**** Extracted data ****
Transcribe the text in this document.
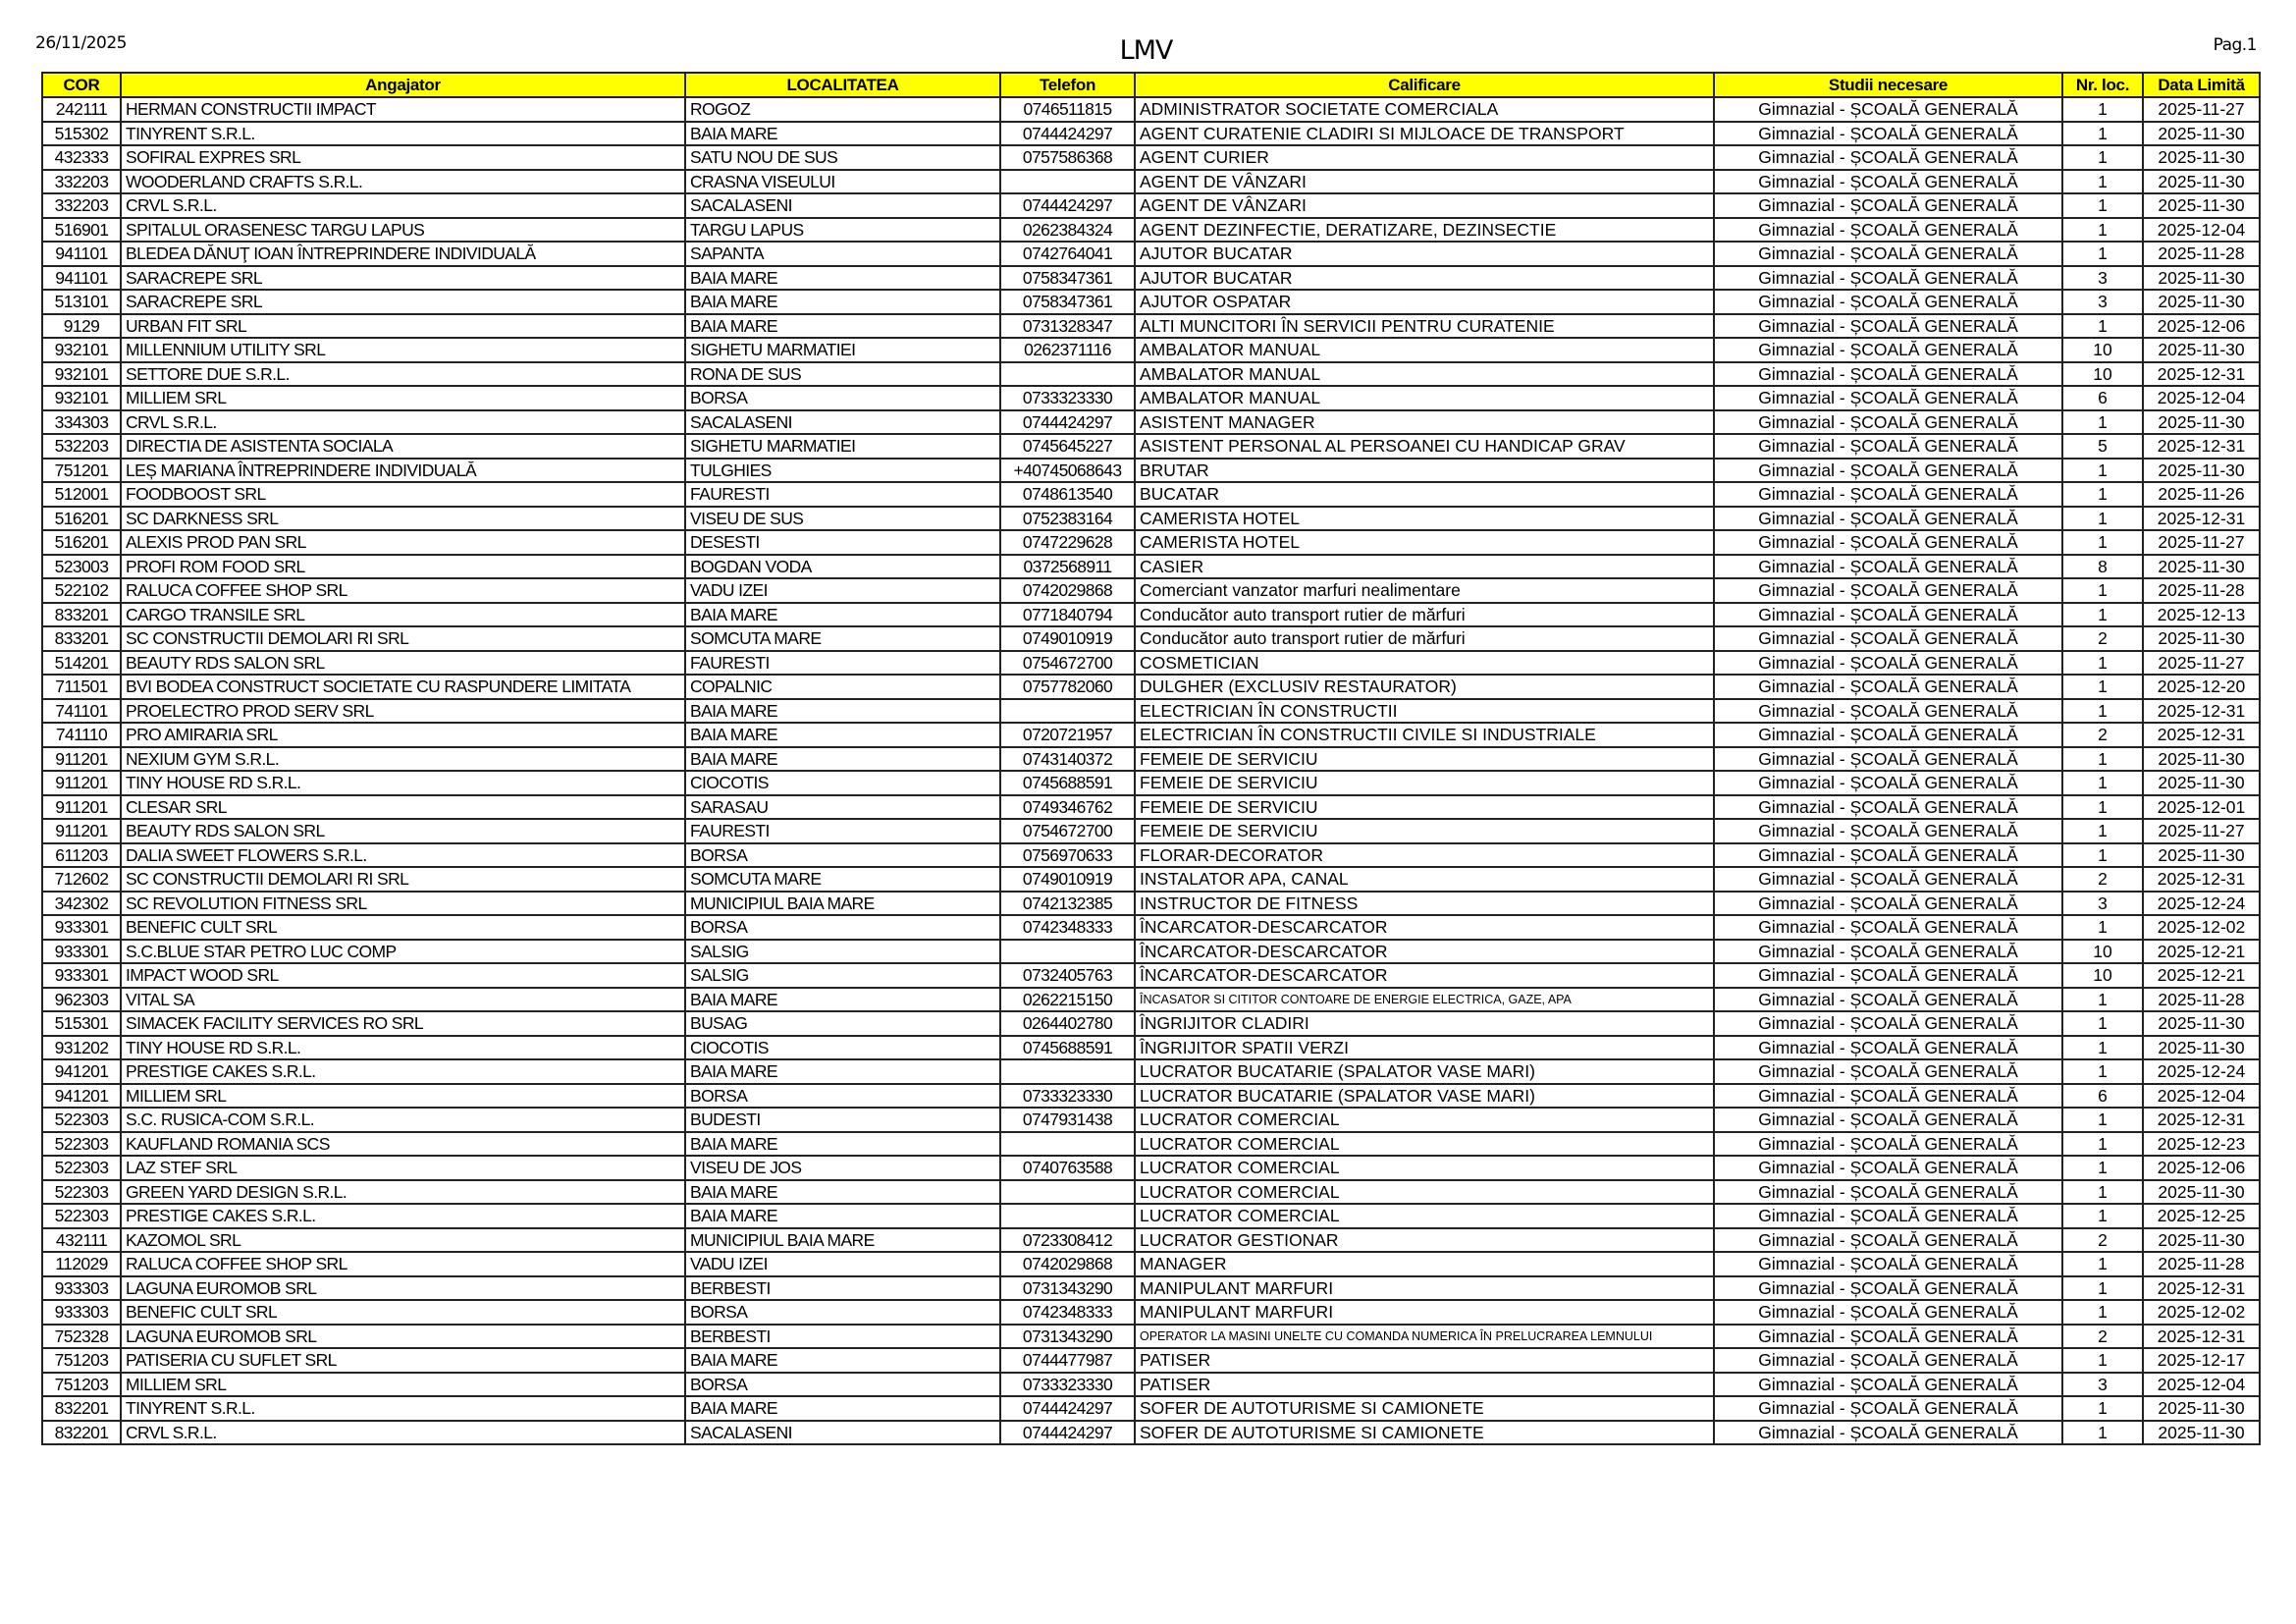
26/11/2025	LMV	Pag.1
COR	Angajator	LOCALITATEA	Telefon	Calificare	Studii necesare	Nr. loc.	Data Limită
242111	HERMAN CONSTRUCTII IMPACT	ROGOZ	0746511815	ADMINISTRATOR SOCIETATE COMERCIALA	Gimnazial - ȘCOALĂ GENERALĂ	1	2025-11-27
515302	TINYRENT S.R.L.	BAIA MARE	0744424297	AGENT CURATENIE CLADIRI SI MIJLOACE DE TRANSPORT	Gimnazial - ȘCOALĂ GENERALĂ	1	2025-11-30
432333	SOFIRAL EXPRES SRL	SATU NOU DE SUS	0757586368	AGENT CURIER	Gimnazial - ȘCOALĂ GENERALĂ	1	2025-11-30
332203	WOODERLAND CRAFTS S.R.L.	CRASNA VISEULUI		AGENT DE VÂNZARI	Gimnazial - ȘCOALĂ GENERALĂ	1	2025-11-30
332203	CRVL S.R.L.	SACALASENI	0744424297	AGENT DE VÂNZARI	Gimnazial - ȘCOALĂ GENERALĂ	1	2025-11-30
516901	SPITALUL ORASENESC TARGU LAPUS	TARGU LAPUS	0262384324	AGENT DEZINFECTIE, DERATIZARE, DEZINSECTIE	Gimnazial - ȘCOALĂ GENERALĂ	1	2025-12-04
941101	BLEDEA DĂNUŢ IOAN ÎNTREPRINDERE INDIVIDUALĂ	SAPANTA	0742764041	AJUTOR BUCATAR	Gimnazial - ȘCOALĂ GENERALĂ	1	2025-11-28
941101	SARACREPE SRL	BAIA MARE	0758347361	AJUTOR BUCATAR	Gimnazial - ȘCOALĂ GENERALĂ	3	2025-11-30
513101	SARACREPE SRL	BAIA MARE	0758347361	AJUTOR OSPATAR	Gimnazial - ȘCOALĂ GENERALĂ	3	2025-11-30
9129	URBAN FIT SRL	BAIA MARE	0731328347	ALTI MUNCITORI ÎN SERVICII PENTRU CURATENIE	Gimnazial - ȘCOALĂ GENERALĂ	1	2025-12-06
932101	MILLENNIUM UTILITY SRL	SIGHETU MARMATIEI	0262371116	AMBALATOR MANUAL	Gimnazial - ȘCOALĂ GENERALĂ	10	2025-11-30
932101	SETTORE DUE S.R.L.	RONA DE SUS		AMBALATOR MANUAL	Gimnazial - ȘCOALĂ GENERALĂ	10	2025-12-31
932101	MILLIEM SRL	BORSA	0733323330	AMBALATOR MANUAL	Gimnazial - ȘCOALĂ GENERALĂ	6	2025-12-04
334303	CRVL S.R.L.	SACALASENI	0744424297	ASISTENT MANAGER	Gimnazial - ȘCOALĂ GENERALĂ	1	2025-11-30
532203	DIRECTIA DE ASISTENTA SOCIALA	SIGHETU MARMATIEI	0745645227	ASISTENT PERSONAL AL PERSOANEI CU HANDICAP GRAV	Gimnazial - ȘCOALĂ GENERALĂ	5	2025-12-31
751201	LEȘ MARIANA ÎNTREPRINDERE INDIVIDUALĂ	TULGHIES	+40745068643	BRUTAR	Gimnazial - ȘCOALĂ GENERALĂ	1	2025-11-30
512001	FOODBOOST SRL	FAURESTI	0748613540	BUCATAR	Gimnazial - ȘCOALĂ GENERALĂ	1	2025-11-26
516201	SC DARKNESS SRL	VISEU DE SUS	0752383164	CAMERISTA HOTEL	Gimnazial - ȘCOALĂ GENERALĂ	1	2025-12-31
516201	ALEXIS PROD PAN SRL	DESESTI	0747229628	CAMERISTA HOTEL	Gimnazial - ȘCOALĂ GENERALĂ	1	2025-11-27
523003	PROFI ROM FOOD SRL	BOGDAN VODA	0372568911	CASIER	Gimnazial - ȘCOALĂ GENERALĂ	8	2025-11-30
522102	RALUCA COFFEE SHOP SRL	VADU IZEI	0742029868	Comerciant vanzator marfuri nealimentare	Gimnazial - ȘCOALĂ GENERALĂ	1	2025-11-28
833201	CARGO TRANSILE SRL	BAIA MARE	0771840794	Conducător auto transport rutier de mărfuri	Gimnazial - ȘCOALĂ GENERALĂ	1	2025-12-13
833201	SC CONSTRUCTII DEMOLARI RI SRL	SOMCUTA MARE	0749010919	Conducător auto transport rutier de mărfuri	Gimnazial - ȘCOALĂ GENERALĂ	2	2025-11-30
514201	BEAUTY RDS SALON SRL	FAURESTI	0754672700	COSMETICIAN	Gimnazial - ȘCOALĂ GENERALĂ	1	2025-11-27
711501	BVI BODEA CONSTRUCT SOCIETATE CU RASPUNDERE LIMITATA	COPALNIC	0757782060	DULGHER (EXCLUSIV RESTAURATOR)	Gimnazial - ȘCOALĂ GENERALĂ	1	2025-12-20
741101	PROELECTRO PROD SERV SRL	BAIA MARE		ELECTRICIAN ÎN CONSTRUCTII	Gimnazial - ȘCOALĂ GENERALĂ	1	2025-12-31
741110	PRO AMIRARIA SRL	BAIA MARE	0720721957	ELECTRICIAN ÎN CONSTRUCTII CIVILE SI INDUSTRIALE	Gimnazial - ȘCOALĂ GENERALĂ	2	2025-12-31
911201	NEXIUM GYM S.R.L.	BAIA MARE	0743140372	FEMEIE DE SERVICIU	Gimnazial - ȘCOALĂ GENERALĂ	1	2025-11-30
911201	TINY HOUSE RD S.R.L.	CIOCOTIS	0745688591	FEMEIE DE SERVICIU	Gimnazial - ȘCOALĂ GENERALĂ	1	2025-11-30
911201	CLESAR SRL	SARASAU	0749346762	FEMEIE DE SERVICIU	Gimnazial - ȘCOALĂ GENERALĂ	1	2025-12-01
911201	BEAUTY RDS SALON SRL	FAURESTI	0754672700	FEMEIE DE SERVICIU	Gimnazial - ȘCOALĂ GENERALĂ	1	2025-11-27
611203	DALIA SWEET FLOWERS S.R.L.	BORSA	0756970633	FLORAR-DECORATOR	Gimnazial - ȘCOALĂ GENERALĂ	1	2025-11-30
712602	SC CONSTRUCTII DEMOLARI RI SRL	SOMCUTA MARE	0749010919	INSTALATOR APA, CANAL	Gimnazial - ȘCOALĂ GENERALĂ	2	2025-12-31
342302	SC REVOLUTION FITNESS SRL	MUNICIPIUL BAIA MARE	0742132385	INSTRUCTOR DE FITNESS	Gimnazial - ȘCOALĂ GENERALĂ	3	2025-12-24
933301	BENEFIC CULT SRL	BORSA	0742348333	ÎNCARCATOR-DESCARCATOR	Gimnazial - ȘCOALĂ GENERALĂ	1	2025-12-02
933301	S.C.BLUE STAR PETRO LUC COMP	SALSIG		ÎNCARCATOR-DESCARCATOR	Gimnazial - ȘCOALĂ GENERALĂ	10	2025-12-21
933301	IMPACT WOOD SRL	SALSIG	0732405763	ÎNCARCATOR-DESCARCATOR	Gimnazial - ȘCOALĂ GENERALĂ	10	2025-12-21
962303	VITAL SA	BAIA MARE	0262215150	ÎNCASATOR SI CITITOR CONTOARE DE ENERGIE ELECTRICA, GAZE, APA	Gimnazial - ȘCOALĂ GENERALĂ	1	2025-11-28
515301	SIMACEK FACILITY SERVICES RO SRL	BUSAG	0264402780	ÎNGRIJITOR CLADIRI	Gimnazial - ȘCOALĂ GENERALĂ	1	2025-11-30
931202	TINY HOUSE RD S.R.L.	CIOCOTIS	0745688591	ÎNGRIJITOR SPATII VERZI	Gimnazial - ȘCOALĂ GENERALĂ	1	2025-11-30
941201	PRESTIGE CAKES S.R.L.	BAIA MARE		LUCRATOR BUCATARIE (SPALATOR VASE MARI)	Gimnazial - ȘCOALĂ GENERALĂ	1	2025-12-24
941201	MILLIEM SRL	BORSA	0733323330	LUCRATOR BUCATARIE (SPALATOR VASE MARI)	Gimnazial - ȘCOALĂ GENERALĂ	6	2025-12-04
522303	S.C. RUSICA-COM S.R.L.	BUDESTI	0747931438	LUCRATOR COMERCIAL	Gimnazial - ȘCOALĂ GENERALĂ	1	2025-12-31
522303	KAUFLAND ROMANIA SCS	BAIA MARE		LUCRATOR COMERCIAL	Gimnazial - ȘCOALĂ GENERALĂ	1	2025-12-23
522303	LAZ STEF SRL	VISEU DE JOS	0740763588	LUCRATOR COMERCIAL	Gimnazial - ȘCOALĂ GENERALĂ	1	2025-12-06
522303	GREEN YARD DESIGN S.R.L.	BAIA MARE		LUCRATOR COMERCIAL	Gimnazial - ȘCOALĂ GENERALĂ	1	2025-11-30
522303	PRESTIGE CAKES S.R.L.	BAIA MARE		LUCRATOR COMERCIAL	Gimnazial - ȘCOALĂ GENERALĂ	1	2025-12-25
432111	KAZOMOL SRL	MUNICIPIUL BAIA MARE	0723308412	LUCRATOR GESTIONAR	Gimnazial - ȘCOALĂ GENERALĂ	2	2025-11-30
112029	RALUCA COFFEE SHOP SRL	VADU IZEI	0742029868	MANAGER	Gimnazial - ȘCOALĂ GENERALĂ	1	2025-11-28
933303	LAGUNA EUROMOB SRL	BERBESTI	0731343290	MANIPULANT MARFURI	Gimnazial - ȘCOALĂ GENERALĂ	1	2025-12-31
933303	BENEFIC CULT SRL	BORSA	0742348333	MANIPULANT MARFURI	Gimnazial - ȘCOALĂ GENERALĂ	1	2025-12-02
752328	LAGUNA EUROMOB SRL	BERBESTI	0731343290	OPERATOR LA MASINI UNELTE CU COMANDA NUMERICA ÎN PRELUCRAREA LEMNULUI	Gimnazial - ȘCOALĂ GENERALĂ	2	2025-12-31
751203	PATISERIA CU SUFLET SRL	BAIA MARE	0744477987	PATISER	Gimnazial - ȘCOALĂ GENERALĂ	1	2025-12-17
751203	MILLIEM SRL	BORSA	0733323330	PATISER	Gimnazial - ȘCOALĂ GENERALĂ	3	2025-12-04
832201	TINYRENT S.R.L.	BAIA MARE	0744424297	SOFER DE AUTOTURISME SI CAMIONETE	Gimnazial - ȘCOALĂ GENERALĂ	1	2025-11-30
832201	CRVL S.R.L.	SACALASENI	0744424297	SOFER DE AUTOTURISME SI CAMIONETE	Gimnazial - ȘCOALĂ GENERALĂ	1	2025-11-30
****
Report each line of the material above where the word "MUNICIPIUL" appears.

342302	SC REVOLUTION FITNESS SRL	MUNICIPIUL BAIA MARE	0742132385	INSTRUCTOR DE FITNESS	Gimnazial - ȘCOALĂ GENERALĂ	3	2025-12-24
432111	KAZOMOL SRL	MUNICIPIUL BAIA MARE	0723308412	LUCRATOR GESTIONAR	Gimnazial - ȘCOALĂ GENERALĂ	2	2025-11-30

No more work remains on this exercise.